Start of Data listing

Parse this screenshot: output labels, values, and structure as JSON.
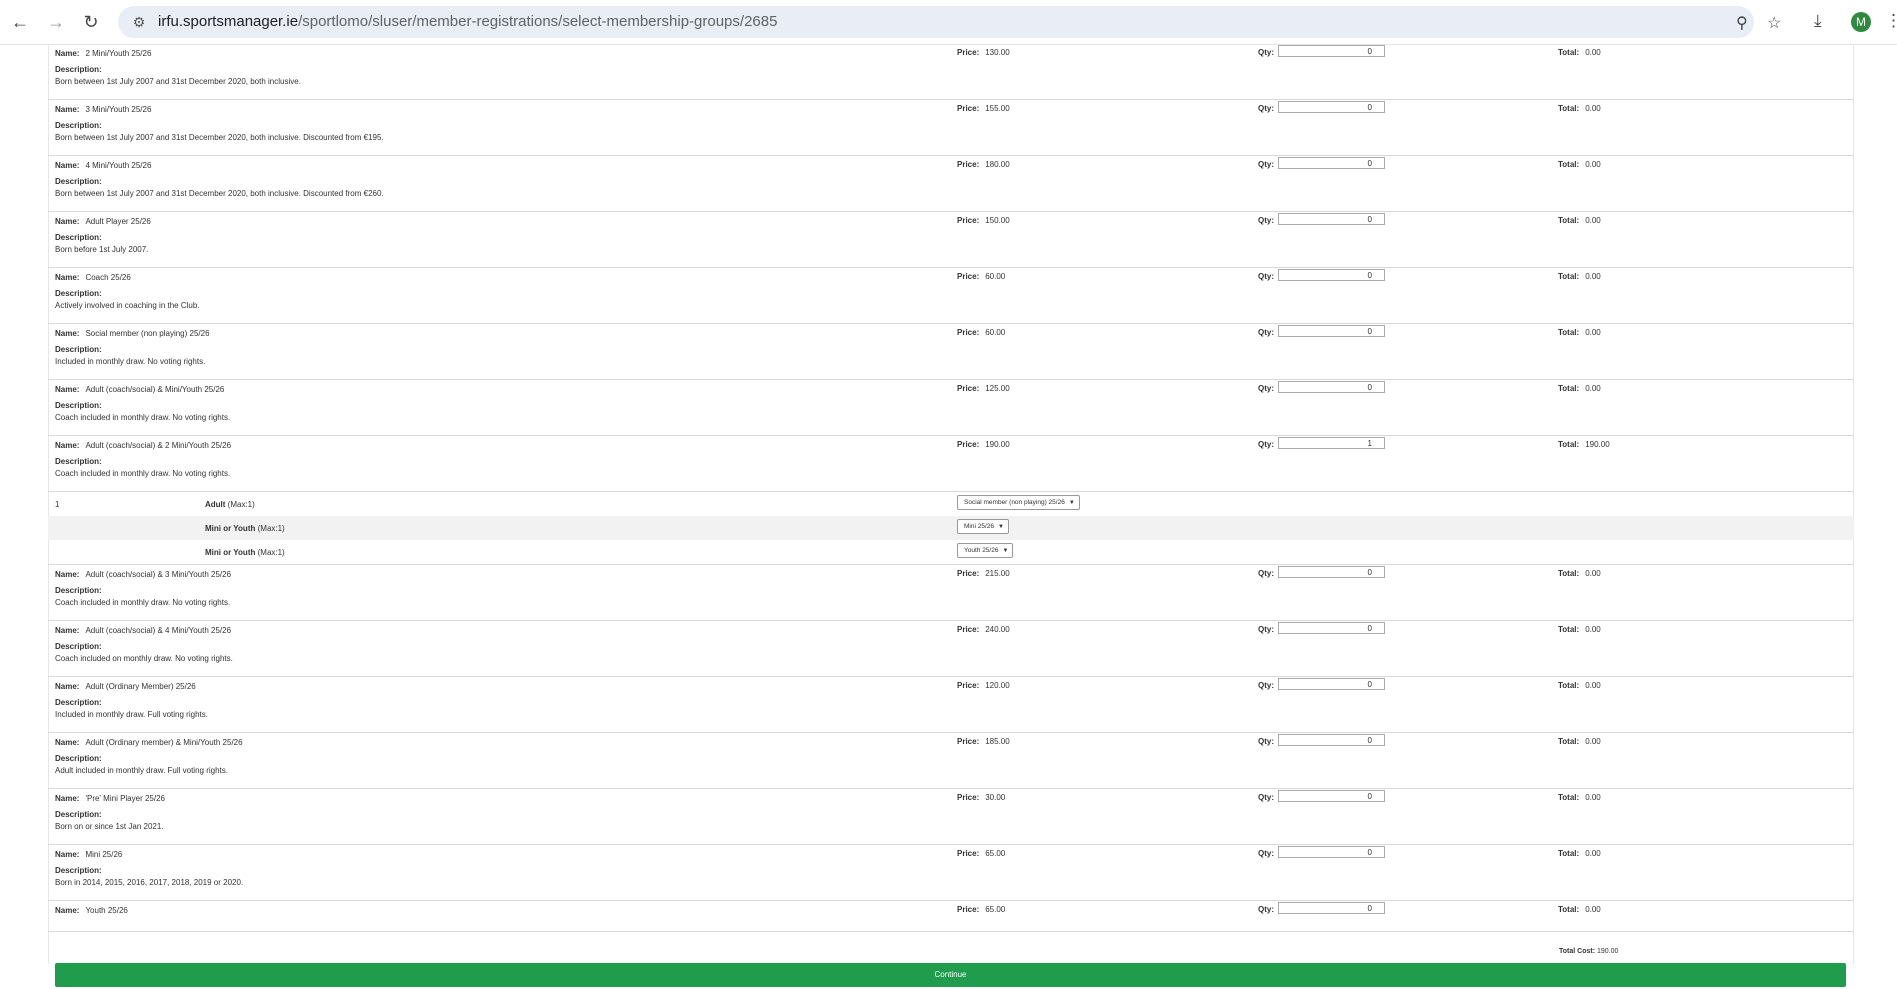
{
  "browser": {
    "url_host": "irfu.sportsmanager.ie",
    "url_path": "/sportlomo/sluser/member-registrations/select-membership-groups/2685",
    "avatar_letter": "M"
  },
  "labels": {
    "name": "Name:",
    "description": "Description:",
    "price": "Price:",
    "qty": "Qty:",
    "total": "Total:",
    "total_cost": "Total Cost:"
  },
  "items": [
    {
      "name": "2 Mini/Youth 25/26",
      "description": "Born between 1st July 2007 and 31st December 2020, both inclusive.",
      "price": "130.00",
      "qty": "0",
      "total": "0.00"
    },
    {
      "name": "3 Mini/Youth 25/26",
      "description": "Born between 1st July 2007 and 31st December 2020, both inclusive. Discounted from €195.",
      "price": "155.00",
      "qty": "0",
      "total": "0.00"
    },
    {
      "name": "4 Mini/Youth 25/26",
      "description": "Born between 1st July 2007 and 31st December 2020, both inclusive. Discounted from €260.",
      "price": "180.00",
      "qty": "0",
      "total": "0.00"
    },
    {
      "name": "Adult Player 25/26",
      "description": "Born before 1st July 2007.",
      "price": "150.00",
      "qty": "0",
      "total": "0.00"
    },
    {
      "name": "Coach 25/26",
      "description": "Actively involved in coaching in the Club.",
      "price": "60.00",
      "qty": "0",
      "total": "0.00"
    },
    {
      "name": "Social member (non playing) 25/26",
      "description": "Included in monthly draw. No voting rights.",
      "price": "60.00",
      "qty": "0",
      "total": "0.00"
    },
    {
      "name": "Adult (coach/social) & Mini/Youth 25/26",
      "description": "Coach included in monthly draw. No voting rights.",
      "price": "125.00",
      "qty": "0",
      "total": "0.00"
    },
    {
      "name": "Adult (coach/social) & 2 Mini/Youth 25/26",
      "description": "Coach included in monthly draw. No voting rights.",
      "price": "190.00",
      "qty": "1",
      "total": "190.00"
    }
  ],
  "selection": {
    "number": "1",
    "rows": [
      {
        "label": "Adult",
        "max": "(Max:1)",
        "selected": "Social member (non playing) 25/26"
      },
      {
        "label": "Mini or Youth",
        "max": "(Max:1)",
        "selected": "Mini 25/26"
      },
      {
        "label": "Mini or Youth",
        "max": "(Max:1)",
        "selected": "Youth 25/26"
      }
    ]
  },
  "items2": [
    {
      "name": "Adult (coach/social) & 3 Mini/Youth 25/26",
      "description": "Coach included in monthly draw. No voting rights.",
      "price": "215.00",
      "qty": "0",
      "total": "0.00"
    },
    {
      "name": "Adult (coach/social) & 4 Mini/Youth 25/26",
      "description": "Coach included on monthly draw. No voting rights.",
      "price": "240.00",
      "qty": "0",
      "total": "0.00"
    },
    {
      "name": "Adult (Ordinary Member) 25/26",
      "description": "Included in monthly draw. Full voting rights.",
      "price": "120.00",
      "qty": "0",
      "total": "0.00"
    },
    {
      "name": "Adult (Ordinary member) & Mini/Youth 25/26",
      "description": "Adult included in monthly draw. Full voting rights.",
      "price": "185.00",
      "qty": "0",
      "total": "0.00"
    },
    {
      "name": "'Pre' Mini Player 25/26",
      "description": "Born on or since 1st Jan 2021.",
      "price": "30.00",
      "qty": "0",
      "total": "0.00"
    },
    {
      "name": "Mini 25/26",
      "description": "Born in 2014, 2015, 2016, 2017, 2018, 2019 or 2020.",
      "price": "65.00",
      "qty": "0",
      "total": "0.00"
    },
    {
      "name": "Youth 25/26",
      "description": "",
      "price": "65.00",
      "qty": "0",
      "total": "0.00"
    }
  ],
  "total_cost": "190.00",
  "continue_label": "Continue",
  "colors": {
    "continue_bg": "#1f9d4d",
    "avatar_bg": "#2e8b3e"
  }
}
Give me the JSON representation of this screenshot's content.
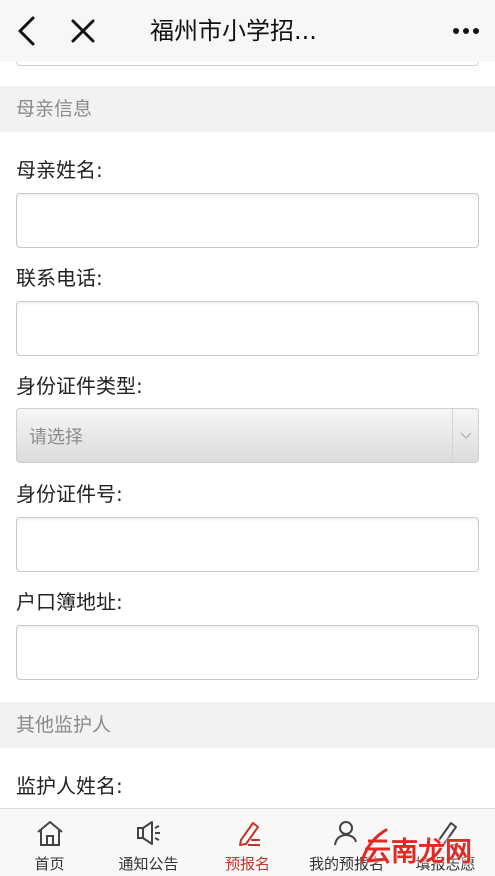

End of Data listing

Exercise aim ::
Find the lines containing "playing" and list every one of them.

Result for this task ::
      "name": "Social member (non playing) 25/26",
        "selected": "Social member (non playing) 25/26"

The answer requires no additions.